--- start of ENTRIES PROVIDED ---

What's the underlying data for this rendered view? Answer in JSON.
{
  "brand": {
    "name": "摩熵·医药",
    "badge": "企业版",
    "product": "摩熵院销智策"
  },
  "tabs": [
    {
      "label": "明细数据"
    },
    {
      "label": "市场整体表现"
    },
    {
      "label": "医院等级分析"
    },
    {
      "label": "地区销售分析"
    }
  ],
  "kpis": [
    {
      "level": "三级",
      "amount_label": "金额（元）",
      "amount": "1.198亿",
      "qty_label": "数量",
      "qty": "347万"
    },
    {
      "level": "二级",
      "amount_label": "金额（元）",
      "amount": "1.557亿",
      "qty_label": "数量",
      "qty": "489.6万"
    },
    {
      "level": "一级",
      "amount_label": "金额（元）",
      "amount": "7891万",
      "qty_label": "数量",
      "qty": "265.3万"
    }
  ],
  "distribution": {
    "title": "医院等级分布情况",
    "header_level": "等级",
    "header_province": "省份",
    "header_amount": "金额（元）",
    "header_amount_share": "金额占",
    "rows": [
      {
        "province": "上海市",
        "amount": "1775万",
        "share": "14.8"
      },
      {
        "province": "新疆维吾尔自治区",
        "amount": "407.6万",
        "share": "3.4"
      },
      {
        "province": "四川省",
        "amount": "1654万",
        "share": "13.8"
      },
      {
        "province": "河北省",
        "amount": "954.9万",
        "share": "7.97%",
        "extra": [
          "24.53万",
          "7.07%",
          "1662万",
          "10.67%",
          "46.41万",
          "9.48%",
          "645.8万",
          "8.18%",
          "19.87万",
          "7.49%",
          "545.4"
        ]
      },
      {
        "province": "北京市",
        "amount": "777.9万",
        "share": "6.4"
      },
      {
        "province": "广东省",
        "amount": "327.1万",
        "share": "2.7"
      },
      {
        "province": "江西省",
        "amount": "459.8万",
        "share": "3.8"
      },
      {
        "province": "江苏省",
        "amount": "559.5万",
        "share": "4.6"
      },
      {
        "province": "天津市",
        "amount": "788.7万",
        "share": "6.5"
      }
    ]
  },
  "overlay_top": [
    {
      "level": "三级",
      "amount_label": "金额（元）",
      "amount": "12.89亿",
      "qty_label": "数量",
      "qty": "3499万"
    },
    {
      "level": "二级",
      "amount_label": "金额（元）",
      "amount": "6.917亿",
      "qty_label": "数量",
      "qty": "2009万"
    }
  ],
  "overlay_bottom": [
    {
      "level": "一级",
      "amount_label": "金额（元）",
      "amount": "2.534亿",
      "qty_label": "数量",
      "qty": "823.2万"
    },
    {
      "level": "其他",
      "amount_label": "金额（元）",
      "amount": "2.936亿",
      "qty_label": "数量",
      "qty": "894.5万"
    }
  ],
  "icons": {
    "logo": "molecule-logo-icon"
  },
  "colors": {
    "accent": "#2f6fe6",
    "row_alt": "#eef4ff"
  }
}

--- end of ENTRIES PROVIDED ---

* STATED PROBLEM
Transcribe every entry exactly, omitting nothing.

* SOLUTION BELOW
What's the underlying data for this rendered view? Answer in JSON.
{
  "brand": {
    "name": "摩熵·医药",
    "badge": "企业版",
    "product": "摩熵院销智策"
  },
  "tabs": [
    {
      "label": "明细数据"
    },
    {
      "label": "市场整体表现"
    },
    {
      "label": "医院等级分析"
    },
    {
      "label": "地区销售分析"
    }
  ],
  "kpis": [
    {
      "level": "三级",
      "amount_label": "金额（元）",
      "amount": "1.198亿",
      "qty_label": "数量",
      "qty": "347万"
    },
    {
      "level": "二级",
      "amount_label": "金额（元）",
      "amount": "1.557亿",
      "qty_label": "数量",
      "qty": "489.6万"
    },
    {
      "level": "一级",
      "amount_label": "金额（元）",
      "amount": "7891万",
      "qty_label": "数量",
      "qty": "265.3万"
    }
  ],
  "distribution": {
    "title": "医院等级分布情况",
    "header_level": "等级",
    "header_province": "省份",
    "header_amount": "金额（元）",
    "header_amount_share": "金额占",
    "rows": [
      {
        "province": "上海市",
        "amount": "1775万",
        "share": "14.8"
      },
      {
        "province": "新疆维吾尔自治区",
        "amount": "407.6万",
        "share": "3.4"
      },
      {
        "province": "四川省",
        "amount": "1654万",
        "share": "13.8"
      },
      {
        "province": "河北省",
        "amount": "954.9万",
        "share": "7.97%",
        "extra": [
          "24.53万",
          "7.07%",
          "1662万",
          "10.67%",
          "46.41万",
          "9.48%",
          "645.8万",
          "8.18%",
          "19.87万",
          "7.49%",
          "545.4"
        ]
      },
      {
        "province": "北京市",
        "amount": "777.9万",
        "share": "6.4"
      },
      {
        "province": "广东省",
        "amount": "327.1万",
        "share": "2.7"
      },
      {
        "province": "江西省",
        "amount": "459.8万",
        "share": "3.8"
      },
      {
        "province": "江苏省",
        "amount": "559.5万",
        "share": "4.6"
      },
      {
        "province": "天津市",
        "amount": "788.7万",
        "share": "6.5"
      }
    ]
  },
  "overlay_top": [
    {
      "level": "三级",
      "amount_label": "金额（元）",
      "amount": "12.89亿",
      "qty_label": "数量",
      "qty": "3499万"
    },
    {
      "level": "二级",
      "amount_label": "金额（元）",
      "amount": "6.917亿",
      "qty_label": "数量",
      "qty": "2009万"
    }
  ],
  "overlay_bottom": [
    {
      "level": "一级",
      "amount_label": "金额（元）",
      "amount": "2.534亿",
      "qty_label": "数量",
      "qty": "823.2万"
    },
    {
      "level": "其他",
      "amount_label": "金额（元）",
      "amount": "2.936亿",
      "qty_label": "数量",
      "qty": "894.5万"
    }
  ],
  "icons": {
    "logo": "molecule-logo-icon"
  },
  "colors": {
    "accent": "#2f6fe6",
    "row_alt": "#eef4ff"
  }
}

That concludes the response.